In every dry season, large tracts of land and vegetation are burnt by some people secretly destroying properties and biodiversity. Aside the destruction of biodiversity, the region loses a substantial hectors of food and cash crops such as shea nut.

One of the victims of bush fire is Mr Alhaji Issah Abah, the District Chief Executive for Chereponi.

He told Xinhua in an interview that 35 acres of maize farm and 70 acres of rice farm had been burnt to ash by a wild fire, the source of which was unknown.

About 10 hectares of maize belonging to Kuga Na Adam Abdulai II, a traditional leader, was on Wednesday destroyed by bushfire near Kuga in the Northern Region.

Annual bush burring does not only affect the environment and contributes to climate change but has adverse effect on human and animal health, social integration as well as the economic well- being of the people.

================

Work to be completed: Say whether each statement agrees with the text on bush fires, giving yes or no and quoting the words of the text that decide it. 1. Mr Alhaji Issah Abah lost 70 acres of rice farm to a wild fire. 2. The source of the fire that burnt Mr Abah's farms was known. 3. About 10 hectares of maize near Kuga were destroyed by bushfire on a Friday.

================

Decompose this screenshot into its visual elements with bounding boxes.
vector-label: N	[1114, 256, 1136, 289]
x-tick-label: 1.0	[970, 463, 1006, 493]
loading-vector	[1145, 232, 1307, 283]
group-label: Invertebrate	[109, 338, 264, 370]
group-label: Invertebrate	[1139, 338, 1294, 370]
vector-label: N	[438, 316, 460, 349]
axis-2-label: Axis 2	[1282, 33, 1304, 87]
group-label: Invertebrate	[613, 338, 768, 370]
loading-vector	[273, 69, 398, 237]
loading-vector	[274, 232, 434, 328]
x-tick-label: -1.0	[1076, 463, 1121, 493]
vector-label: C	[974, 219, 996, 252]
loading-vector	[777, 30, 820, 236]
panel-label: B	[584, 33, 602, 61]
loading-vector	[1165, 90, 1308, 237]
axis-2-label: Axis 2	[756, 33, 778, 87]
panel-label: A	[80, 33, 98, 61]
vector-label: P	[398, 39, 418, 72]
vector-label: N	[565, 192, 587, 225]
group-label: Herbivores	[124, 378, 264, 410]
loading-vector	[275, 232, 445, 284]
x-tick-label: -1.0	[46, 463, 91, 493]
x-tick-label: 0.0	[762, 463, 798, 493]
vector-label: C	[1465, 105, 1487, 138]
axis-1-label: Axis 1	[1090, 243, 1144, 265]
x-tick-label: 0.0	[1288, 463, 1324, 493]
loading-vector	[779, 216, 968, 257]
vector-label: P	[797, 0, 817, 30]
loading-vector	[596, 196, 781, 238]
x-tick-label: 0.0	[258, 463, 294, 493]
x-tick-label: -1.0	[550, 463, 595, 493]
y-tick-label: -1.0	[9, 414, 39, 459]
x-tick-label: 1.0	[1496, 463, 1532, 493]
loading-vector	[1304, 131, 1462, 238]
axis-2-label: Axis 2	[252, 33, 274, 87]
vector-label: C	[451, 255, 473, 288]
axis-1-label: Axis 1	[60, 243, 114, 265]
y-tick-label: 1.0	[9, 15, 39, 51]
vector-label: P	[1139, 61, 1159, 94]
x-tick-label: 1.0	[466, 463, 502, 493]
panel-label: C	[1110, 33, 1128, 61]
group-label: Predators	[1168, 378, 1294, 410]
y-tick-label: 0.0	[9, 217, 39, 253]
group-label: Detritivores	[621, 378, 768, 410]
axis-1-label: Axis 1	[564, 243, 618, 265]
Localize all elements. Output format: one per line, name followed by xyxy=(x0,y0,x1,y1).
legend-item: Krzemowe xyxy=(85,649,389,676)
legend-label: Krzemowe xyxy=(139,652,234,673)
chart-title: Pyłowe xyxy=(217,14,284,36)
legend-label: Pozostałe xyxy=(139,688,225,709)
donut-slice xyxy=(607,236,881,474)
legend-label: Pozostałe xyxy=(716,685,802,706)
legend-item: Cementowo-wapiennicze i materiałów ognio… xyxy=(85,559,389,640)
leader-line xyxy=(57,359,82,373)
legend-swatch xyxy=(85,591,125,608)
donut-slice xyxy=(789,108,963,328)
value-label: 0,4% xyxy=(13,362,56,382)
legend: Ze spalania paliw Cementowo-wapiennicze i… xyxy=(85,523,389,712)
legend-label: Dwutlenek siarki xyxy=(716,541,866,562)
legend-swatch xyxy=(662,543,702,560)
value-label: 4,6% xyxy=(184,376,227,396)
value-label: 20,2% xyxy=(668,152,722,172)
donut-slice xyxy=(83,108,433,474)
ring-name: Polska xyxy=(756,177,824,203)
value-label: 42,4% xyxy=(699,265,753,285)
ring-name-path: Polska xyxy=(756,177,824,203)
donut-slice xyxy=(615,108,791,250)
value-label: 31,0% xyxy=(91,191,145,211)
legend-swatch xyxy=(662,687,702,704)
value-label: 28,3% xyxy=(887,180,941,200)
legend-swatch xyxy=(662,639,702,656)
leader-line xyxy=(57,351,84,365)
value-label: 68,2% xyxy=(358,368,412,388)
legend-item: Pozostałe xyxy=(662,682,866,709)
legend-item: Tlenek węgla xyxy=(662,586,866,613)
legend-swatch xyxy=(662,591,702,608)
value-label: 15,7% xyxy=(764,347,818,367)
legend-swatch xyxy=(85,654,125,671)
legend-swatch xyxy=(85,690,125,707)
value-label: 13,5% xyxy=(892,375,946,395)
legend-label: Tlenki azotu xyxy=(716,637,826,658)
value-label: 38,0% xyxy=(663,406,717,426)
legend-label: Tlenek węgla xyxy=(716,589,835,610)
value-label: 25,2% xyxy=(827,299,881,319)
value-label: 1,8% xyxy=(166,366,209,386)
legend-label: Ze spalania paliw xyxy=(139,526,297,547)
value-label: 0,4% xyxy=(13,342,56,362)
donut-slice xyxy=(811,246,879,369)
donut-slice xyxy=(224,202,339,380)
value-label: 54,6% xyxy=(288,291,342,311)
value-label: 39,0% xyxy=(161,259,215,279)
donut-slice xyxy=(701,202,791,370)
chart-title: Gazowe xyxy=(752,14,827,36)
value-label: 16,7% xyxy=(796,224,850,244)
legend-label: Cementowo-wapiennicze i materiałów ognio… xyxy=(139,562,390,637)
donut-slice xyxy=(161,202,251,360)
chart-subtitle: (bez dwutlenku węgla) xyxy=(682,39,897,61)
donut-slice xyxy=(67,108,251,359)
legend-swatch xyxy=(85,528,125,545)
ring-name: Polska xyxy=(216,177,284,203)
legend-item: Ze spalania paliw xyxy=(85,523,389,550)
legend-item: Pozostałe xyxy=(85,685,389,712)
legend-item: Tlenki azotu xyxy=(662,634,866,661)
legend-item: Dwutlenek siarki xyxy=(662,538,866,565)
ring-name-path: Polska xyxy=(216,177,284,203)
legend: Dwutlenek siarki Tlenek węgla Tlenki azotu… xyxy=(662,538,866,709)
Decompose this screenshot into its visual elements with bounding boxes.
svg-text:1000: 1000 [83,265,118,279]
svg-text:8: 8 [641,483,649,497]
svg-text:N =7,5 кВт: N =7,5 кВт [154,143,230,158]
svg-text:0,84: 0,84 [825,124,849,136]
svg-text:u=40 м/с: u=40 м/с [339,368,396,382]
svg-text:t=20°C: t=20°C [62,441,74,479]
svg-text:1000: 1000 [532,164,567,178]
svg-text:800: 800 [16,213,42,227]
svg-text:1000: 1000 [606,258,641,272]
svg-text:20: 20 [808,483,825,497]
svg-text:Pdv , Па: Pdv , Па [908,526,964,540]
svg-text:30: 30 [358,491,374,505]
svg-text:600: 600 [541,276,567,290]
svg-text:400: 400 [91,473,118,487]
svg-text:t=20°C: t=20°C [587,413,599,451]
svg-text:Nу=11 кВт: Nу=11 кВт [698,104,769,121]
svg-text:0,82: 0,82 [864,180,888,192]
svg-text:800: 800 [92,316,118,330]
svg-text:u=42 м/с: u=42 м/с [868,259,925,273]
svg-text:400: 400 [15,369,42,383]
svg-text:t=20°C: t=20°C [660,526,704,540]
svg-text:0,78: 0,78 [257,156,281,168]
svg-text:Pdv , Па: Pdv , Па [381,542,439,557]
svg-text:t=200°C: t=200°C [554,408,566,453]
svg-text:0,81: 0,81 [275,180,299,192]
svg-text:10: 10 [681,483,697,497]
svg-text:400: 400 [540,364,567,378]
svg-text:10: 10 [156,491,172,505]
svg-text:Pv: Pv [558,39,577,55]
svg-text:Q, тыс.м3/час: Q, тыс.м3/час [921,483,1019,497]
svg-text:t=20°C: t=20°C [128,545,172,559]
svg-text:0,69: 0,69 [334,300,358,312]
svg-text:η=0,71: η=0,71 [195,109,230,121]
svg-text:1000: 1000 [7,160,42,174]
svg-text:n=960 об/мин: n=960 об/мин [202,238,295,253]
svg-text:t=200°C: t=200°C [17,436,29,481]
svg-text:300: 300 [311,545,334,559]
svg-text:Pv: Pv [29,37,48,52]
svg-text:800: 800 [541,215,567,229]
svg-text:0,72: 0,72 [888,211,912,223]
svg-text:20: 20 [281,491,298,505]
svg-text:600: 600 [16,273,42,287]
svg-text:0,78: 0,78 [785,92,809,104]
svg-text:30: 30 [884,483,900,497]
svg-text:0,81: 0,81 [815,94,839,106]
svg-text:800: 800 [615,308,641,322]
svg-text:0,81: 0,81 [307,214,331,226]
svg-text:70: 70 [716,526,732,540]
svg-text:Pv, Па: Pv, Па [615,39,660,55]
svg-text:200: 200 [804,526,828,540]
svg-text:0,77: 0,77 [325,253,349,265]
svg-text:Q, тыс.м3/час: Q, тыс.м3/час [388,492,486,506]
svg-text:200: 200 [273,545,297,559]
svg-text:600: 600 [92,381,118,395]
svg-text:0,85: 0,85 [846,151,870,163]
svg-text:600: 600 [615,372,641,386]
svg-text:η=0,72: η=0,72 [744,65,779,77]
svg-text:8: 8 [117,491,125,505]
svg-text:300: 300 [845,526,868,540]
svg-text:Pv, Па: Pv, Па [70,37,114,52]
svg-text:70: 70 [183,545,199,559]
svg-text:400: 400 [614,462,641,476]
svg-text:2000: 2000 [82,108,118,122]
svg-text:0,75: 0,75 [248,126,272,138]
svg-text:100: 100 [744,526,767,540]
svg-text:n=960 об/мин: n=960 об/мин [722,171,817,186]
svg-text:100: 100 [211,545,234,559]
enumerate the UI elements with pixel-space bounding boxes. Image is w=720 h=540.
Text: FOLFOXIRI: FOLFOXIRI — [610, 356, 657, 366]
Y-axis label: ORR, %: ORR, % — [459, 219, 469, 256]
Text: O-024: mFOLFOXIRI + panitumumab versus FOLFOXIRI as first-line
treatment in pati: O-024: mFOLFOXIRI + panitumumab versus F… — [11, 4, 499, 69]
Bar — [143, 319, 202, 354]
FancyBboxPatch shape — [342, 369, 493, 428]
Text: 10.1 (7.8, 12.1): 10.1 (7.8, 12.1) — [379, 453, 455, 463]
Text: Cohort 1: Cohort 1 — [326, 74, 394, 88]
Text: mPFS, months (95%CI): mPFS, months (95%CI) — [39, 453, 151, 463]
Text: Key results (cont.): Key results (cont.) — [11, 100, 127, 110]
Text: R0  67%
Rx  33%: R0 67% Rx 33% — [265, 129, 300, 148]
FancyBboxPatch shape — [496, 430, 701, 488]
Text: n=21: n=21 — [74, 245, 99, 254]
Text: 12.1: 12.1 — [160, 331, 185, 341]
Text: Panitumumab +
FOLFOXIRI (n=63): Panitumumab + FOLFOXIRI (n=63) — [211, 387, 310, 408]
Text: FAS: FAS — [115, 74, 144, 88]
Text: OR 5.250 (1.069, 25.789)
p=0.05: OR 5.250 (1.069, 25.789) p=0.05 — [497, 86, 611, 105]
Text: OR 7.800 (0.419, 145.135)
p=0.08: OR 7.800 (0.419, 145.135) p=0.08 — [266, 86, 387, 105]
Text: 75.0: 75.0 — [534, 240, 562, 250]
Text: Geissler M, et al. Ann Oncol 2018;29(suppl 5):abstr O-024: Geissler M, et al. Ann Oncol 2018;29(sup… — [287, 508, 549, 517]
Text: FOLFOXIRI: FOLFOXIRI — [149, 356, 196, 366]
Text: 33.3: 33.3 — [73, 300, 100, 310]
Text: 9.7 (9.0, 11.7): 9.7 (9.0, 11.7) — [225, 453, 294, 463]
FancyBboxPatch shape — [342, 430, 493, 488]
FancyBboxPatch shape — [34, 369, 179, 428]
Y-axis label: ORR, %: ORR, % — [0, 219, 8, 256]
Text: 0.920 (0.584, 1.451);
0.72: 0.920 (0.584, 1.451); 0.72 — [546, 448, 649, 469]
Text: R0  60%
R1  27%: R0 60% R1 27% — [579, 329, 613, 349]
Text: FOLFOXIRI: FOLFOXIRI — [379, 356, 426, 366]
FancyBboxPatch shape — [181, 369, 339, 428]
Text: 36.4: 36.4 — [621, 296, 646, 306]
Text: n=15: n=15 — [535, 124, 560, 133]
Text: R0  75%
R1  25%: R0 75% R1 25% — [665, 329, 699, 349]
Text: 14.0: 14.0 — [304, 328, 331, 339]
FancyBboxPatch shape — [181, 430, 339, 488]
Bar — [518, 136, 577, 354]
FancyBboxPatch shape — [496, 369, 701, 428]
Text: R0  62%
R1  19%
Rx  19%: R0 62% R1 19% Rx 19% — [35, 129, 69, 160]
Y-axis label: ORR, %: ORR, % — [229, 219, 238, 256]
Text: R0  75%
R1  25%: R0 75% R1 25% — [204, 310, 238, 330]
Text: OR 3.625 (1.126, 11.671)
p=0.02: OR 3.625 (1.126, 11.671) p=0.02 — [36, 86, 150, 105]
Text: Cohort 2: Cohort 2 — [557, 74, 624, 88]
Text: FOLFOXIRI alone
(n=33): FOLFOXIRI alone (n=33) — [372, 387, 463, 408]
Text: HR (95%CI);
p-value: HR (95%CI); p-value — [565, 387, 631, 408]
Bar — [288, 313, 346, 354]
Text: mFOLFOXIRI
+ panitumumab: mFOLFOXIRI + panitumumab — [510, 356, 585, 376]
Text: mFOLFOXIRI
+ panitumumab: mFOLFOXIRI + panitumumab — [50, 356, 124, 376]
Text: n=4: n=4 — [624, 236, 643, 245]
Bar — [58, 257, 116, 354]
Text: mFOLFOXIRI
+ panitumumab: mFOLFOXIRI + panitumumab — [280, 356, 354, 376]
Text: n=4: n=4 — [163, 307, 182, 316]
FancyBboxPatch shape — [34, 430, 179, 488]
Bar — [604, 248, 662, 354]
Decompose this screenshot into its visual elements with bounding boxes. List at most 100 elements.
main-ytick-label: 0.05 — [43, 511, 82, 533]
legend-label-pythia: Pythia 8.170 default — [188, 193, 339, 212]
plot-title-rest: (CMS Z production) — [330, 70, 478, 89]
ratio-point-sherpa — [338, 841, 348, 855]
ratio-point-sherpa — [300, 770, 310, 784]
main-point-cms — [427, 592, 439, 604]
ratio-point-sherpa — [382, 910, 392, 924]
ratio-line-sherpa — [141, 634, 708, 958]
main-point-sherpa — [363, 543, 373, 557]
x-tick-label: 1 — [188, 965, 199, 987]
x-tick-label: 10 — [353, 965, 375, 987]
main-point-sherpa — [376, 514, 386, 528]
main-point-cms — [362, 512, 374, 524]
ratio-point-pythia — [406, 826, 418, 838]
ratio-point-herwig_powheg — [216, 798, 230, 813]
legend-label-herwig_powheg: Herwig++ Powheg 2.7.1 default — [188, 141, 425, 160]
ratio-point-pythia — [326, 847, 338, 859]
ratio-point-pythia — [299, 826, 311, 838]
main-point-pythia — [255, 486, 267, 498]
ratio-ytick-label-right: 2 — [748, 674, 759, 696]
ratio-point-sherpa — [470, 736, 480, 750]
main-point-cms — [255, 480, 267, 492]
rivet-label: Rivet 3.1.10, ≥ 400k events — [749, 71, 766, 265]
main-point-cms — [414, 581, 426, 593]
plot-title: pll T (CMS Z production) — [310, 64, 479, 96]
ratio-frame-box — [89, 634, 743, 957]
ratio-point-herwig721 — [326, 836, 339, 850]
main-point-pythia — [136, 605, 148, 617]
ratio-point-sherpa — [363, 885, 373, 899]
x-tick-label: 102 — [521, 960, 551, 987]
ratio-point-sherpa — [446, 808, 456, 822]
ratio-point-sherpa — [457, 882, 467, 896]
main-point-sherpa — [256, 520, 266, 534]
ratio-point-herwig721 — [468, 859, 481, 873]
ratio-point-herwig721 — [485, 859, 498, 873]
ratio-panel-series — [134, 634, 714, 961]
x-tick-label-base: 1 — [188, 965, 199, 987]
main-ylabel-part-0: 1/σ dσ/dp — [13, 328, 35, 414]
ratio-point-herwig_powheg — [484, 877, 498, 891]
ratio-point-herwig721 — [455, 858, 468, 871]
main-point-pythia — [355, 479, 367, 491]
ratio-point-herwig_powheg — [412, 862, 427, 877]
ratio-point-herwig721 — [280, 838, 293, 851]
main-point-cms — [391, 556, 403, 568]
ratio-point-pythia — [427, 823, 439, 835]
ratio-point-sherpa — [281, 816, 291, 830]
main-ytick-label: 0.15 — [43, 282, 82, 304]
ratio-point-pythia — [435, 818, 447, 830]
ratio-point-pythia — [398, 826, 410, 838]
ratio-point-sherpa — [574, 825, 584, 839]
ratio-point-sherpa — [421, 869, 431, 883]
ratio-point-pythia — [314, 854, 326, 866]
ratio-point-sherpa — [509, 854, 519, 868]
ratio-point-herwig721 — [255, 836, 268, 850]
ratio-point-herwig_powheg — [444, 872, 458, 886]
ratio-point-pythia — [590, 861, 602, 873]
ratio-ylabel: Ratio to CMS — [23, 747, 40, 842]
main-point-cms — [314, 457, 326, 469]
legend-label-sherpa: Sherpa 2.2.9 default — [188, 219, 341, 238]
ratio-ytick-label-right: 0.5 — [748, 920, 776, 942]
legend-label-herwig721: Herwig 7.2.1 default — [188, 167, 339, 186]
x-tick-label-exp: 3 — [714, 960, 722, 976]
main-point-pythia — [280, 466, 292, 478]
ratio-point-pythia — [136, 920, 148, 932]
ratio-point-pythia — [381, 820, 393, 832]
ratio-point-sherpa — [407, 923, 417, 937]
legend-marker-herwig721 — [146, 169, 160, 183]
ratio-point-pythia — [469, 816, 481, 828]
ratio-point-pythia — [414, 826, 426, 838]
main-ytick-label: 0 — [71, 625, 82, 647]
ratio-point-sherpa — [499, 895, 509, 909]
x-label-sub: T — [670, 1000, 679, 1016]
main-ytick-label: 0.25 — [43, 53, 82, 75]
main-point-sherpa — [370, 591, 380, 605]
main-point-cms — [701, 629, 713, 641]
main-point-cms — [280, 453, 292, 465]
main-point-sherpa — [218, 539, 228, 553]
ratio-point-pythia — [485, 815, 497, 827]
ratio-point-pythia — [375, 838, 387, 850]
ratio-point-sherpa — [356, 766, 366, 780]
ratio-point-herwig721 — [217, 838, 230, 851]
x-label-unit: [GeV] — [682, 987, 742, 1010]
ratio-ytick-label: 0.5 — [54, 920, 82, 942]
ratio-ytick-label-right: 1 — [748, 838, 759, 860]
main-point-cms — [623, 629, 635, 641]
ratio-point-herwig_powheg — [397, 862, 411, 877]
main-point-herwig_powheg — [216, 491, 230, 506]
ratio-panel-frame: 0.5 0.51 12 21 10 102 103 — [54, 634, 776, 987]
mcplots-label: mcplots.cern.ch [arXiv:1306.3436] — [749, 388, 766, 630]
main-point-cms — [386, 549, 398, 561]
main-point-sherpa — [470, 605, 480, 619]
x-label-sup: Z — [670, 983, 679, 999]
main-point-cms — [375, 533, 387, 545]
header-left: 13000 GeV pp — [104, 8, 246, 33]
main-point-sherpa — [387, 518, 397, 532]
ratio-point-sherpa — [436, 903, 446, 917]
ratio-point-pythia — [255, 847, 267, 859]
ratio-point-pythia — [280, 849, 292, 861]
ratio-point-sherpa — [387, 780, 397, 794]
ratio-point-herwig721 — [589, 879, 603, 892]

================

Result for this exercise:
1. Yes: "70 acres of rice farm had been burnt to ash by a wild fire"
2. No: "the source of which was unknown"
3. No: "was on Wednesday destroyed by bushfire near Kuga"